— START PROVIDED MATERIAL —
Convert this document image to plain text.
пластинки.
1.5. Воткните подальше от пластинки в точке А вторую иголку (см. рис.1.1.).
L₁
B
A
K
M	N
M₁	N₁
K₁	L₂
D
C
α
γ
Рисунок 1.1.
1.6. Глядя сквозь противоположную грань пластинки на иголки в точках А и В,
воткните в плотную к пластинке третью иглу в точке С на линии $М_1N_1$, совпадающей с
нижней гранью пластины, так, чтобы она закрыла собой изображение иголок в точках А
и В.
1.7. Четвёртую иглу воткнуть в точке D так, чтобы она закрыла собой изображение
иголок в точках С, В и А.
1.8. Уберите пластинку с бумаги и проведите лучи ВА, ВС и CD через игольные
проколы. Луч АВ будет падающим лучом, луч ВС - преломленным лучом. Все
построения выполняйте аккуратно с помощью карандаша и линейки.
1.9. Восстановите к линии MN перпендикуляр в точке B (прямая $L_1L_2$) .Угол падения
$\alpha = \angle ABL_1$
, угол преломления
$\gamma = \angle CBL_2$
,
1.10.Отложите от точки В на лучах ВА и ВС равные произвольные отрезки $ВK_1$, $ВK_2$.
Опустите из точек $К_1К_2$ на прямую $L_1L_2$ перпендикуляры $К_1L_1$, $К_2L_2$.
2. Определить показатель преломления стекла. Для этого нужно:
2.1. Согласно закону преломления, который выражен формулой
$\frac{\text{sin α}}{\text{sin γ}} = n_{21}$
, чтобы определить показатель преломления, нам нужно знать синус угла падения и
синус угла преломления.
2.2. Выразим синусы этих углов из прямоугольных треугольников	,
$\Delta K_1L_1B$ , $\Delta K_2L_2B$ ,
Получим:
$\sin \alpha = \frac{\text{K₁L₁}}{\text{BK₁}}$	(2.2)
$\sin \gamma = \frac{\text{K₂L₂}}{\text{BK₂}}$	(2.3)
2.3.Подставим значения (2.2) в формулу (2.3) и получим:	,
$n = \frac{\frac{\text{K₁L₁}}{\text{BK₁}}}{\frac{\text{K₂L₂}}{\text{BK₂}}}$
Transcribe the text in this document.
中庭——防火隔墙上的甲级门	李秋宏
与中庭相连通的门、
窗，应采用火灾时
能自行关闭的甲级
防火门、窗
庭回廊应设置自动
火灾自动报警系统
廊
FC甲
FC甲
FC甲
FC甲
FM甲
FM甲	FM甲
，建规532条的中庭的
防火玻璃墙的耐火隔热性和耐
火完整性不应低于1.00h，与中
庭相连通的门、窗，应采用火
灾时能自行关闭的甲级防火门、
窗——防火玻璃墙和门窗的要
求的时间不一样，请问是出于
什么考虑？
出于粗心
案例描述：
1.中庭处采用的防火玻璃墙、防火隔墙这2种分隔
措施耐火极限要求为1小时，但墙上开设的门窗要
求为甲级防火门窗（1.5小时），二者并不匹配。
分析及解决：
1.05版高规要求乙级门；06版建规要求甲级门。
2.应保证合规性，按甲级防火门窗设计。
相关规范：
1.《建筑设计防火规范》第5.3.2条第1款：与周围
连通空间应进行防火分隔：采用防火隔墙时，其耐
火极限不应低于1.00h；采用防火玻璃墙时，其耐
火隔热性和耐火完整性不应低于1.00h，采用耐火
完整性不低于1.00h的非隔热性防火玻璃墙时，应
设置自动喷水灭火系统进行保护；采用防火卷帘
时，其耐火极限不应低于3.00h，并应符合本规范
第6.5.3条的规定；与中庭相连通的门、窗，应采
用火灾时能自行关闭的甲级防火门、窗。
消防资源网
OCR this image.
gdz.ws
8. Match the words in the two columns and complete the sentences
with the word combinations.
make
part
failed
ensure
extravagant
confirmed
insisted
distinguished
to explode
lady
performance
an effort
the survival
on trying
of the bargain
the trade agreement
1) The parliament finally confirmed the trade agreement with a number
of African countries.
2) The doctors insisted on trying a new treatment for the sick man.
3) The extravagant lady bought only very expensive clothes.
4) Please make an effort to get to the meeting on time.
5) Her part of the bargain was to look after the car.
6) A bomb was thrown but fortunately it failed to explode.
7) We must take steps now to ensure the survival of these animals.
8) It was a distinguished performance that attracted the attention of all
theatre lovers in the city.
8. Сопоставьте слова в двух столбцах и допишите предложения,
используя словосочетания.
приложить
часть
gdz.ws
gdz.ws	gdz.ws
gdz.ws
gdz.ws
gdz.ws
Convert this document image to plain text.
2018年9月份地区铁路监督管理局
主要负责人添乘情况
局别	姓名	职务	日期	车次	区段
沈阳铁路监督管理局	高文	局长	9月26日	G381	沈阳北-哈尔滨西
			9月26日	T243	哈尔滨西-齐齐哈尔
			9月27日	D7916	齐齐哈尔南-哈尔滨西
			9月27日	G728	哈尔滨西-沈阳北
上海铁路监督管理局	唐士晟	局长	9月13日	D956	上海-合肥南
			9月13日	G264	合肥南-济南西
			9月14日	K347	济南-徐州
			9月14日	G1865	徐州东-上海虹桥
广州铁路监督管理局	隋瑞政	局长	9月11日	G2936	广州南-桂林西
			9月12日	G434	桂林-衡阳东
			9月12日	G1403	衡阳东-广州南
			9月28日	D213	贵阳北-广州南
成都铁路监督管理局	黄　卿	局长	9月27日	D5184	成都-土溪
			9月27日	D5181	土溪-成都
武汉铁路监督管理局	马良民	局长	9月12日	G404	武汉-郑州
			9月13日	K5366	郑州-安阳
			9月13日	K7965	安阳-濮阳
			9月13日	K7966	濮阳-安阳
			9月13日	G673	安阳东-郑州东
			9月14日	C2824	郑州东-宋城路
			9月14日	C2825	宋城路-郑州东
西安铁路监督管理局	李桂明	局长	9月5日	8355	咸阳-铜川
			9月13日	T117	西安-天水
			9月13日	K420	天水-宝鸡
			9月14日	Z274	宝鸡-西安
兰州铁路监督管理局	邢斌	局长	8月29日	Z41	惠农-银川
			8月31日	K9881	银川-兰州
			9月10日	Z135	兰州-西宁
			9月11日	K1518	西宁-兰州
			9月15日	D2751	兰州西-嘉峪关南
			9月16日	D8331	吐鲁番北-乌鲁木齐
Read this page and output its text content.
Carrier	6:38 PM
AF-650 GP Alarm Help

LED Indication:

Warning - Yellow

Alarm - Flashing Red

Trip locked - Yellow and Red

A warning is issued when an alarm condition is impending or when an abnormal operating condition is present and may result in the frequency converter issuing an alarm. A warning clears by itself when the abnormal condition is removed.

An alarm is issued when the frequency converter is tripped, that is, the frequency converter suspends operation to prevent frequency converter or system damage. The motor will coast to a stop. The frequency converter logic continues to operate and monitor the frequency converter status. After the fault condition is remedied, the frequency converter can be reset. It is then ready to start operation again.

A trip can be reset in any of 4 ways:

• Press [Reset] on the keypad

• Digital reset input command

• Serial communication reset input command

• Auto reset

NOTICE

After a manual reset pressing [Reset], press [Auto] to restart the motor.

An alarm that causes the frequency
— END PROVIDED MATERIAL —
- **WHAT THE EXERCISE ASKS**: Find every line in the records that contains the word "точках"; copy those lines.

- **WRITTEN REPLY**:
1.6. Глядя сквозь противоположную грань пластинки на иголки в точках А и В,
нижней гранью пластины, так, чтобы она закрыла собой изображение иголок в точках А
иголок в точках С, В и А.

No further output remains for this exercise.